▶ What you have to do: Write out each line of the material again, word for word.

▶ The data:
• • • • •

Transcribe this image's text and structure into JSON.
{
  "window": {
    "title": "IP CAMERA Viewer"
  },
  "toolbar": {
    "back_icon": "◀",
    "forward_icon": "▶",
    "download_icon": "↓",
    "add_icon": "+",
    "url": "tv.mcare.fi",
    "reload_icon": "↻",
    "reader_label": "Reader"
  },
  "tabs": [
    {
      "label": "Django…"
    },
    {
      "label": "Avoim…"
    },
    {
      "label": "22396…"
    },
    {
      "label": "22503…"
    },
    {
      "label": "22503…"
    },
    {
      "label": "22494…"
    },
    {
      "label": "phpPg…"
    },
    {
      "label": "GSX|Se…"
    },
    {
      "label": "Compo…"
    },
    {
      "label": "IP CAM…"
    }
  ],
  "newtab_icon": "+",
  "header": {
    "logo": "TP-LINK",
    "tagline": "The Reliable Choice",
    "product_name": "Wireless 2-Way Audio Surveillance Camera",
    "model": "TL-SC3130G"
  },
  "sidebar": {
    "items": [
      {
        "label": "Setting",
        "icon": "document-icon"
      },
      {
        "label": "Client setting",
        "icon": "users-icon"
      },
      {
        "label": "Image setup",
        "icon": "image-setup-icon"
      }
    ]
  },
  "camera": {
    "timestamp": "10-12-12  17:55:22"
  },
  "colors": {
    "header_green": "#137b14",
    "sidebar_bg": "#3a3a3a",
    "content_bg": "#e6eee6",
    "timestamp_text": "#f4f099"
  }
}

• • • • •

▶ Answer in full:
Transcribe this image's text and structure into JSON.
{
  "window": {
    "title": "IP CAMERA Viewer"
  },
  "toolbar": {
    "back_icon": "◀",
    "forward_icon": "▶",
    "download_icon": "↓",
    "add_icon": "+",
    "url": "tv.mcare.fi",
    "reload_icon": "↻",
    "reader_label": "Reader"
  },
  "tabs": [
    {
      "label": "Django…"
    },
    {
      "label": "Avoim…"
    },
    {
      "label": "22396…"
    },
    {
      "label": "22503…"
    },
    {
      "label": "22503…"
    },
    {
      "label": "22494…"
    },
    {
      "label": "phpPg…"
    },
    {
      "label": "GSX|Se…"
    },
    {
      "label": "Compo…"
    },
    {
      "label": "IP CAM…"
    }
  ],
  "newtab_icon": "+",
  "header": {
    "logo": "TP-LINK",
    "tagline": "The Reliable Choice",
    "product_name": "Wireless 2-Way Audio Surveillance Camera",
    "model": "TL-SC3130G"
  },
  "sidebar": {
    "items": [
      {
        "label": "Setting",
        "icon": "document-icon"
      },
      {
        "label": "Client setting",
        "icon": "users-icon"
      },
      {
        "label": "Image setup",
        "icon": "image-setup-icon"
      }
    ]
  },
  "camera": {
    "timestamp": "10-12-12  17:55:22"
  },
  "colors": {
    "header_green": "#137b14",
    "sidebar_bg": "#3a3a3a",
    "content_bg": "#e6eee6",
    "timestamp_text": "#f4f099"
  }
}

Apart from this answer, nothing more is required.